Figure contents as structured data:

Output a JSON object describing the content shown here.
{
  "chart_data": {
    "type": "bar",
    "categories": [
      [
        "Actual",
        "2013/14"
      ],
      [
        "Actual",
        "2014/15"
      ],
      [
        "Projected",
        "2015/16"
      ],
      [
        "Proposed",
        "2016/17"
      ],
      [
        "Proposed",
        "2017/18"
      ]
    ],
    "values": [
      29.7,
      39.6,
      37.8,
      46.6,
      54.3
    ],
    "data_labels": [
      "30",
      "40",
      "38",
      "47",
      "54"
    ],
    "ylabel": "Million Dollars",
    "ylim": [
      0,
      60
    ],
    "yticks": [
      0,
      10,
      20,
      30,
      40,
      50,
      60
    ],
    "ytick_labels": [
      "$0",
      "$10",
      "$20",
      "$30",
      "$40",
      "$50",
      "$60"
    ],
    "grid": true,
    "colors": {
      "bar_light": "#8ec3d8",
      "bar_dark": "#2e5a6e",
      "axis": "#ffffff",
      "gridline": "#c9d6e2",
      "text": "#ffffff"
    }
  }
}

* _Required task_
Transcribe all of the material exactly. Omit nothing.

* _The solution_
Output a JSON object describing the content shown here.
{
  "chart_data": {
    "type": "bar",
    "categories": [
      [
        "Actual",
        "2013/14"
      ],
      [
        "Actual",
        "2014/15"
      ],
      [
        "Projected",
        "2015/16"
      ],
      [
        "Proposed",
        "2016/17"
      ],
      [
        "Proposed",
        "2017/18"
      ]
    ],
    "values": [
      29.7,
      39.6,
      37.8,
      46.6,
      54.3
    ],
    "data_labels": [
      "30",
      "40",
      "38",
      "47",
      "54"
    ],
    "ylabel": "Million Dollars",
    "ylim": [
      0,
      60
    ],
    "yticks": [
      0,
      10,
      20,
      30,
      40,
      50,
      60
    ],
    "ytick_labels": [
      "$0",
      "$10",
      "$20",
      "$30",
      "$40",
      "$50",
      "$60"
    ],
    "grid": true,
    "colors": {
      "bar_light": "#8ec3d8",
      "bar_dark": "#2e5a6e",
      "axis": "#ffffff",
      "gridline": "#c9d6e2",
      "text": "#ffffff"
    }
  }
}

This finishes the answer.